• Exercise: For the records below, say how many lines contain the string "Государственная". Give the number only.

★ ★ ★ ★ ★ ★ ★

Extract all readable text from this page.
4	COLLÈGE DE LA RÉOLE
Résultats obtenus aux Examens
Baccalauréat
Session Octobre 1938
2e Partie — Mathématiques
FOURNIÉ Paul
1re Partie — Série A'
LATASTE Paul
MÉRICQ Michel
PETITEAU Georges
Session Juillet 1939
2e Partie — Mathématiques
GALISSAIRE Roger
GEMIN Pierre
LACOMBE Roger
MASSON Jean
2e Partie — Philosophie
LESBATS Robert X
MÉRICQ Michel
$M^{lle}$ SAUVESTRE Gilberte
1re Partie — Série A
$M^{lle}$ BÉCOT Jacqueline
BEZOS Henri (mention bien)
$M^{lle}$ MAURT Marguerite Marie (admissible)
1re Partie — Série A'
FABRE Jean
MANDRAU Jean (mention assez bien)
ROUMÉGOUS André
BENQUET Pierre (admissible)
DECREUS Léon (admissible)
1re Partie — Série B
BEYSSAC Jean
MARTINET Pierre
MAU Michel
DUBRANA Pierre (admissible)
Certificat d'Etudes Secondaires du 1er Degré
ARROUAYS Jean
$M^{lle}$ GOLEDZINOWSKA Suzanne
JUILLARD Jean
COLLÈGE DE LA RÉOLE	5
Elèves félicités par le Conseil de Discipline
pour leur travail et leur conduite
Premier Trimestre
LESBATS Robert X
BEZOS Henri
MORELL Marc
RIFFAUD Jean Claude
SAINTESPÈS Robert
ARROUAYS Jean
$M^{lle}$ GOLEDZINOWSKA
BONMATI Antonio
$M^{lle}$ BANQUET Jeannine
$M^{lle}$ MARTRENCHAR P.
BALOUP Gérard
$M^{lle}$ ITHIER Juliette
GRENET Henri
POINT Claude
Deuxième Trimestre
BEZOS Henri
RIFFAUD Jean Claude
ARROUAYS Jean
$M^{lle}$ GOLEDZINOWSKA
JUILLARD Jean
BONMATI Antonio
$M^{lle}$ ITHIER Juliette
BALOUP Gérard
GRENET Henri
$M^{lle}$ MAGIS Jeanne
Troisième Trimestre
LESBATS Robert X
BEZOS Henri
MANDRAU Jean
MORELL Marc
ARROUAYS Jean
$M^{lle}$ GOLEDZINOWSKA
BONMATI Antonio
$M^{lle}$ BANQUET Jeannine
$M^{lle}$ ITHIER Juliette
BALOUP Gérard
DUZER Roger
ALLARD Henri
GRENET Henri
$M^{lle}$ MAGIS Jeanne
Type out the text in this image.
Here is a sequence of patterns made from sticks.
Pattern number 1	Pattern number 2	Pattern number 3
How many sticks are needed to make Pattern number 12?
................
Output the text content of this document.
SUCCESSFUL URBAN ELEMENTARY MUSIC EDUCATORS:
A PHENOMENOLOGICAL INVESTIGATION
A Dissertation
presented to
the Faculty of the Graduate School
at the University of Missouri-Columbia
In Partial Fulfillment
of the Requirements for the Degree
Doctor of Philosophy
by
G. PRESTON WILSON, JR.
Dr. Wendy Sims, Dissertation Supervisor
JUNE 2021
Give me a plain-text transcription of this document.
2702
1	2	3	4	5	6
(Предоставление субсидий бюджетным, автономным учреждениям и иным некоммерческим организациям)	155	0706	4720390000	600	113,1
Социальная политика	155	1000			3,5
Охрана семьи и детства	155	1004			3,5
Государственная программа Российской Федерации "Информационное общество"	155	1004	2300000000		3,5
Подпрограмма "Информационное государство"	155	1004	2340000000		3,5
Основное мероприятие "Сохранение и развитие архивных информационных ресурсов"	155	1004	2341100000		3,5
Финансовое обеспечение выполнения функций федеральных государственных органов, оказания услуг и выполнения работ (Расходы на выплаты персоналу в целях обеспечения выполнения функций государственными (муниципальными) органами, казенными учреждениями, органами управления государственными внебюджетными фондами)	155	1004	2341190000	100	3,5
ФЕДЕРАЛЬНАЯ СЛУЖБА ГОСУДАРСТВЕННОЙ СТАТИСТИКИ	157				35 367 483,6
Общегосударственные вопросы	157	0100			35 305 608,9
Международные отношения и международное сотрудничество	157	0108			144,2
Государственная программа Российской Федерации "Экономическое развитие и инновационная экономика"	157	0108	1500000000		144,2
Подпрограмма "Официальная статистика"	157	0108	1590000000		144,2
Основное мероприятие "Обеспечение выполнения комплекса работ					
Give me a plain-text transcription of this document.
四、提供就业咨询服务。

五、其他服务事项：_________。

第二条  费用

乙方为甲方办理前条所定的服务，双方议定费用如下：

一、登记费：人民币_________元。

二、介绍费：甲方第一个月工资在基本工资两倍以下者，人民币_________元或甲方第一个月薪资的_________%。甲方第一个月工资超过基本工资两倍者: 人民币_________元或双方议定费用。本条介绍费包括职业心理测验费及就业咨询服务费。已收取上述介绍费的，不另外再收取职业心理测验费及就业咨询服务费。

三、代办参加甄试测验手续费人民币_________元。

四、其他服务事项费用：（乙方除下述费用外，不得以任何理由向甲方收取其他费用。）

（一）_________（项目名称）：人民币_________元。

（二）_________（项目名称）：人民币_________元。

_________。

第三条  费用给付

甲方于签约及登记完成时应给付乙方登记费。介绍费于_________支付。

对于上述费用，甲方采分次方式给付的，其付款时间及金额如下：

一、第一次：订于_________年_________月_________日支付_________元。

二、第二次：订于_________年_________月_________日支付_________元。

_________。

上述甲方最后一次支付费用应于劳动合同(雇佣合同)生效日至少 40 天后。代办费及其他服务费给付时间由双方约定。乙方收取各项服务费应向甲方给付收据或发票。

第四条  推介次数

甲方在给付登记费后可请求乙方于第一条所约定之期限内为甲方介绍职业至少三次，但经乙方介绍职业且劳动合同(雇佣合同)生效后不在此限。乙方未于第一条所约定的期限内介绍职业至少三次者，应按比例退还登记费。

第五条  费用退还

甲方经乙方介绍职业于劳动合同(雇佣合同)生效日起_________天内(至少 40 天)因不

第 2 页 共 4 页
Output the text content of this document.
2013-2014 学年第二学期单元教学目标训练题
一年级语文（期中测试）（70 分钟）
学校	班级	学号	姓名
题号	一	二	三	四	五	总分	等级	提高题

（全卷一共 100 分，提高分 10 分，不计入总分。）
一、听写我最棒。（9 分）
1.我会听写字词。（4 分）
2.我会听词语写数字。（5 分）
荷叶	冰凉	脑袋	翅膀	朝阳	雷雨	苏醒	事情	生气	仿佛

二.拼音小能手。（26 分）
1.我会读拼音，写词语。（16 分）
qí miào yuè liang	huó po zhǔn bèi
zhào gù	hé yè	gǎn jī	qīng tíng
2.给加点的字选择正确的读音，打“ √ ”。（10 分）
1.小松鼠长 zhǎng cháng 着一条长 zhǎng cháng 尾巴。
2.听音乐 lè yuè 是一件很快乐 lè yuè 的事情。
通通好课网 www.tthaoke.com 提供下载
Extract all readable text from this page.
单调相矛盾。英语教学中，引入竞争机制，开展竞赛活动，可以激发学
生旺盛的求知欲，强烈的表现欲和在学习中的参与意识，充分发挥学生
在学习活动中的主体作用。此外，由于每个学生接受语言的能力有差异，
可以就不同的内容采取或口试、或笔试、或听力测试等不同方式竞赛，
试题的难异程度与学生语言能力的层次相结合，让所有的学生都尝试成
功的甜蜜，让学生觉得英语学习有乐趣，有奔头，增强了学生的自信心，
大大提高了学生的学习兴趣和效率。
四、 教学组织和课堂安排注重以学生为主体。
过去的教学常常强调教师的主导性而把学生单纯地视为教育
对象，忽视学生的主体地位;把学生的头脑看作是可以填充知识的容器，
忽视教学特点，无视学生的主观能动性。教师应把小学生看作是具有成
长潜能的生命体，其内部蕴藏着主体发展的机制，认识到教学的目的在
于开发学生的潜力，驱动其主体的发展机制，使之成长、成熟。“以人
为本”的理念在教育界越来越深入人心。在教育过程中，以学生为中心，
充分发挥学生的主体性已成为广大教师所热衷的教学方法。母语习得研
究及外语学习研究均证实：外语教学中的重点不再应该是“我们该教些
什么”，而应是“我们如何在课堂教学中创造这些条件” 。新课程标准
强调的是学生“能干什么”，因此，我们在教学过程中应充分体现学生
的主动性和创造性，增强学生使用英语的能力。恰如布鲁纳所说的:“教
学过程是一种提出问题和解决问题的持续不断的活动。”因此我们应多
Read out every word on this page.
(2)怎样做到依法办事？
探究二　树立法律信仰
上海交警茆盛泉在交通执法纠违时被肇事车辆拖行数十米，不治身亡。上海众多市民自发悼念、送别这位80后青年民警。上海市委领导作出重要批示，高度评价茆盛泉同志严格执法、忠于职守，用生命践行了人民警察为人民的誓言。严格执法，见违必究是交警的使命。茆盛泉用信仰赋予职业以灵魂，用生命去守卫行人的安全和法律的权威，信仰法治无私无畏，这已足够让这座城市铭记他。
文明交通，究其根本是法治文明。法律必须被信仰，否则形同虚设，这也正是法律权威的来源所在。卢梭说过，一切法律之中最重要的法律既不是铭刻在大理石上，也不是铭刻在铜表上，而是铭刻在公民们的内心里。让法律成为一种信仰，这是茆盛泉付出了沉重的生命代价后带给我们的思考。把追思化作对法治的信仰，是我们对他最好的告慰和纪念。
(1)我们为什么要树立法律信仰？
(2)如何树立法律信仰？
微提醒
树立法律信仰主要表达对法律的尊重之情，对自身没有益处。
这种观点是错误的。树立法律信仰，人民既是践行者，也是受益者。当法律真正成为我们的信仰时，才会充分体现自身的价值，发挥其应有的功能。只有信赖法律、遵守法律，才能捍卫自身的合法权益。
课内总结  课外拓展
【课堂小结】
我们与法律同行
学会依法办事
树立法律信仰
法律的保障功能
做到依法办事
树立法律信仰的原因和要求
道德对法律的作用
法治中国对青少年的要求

★ ★ ★ ★ ★ ★ ★

• Final result: 2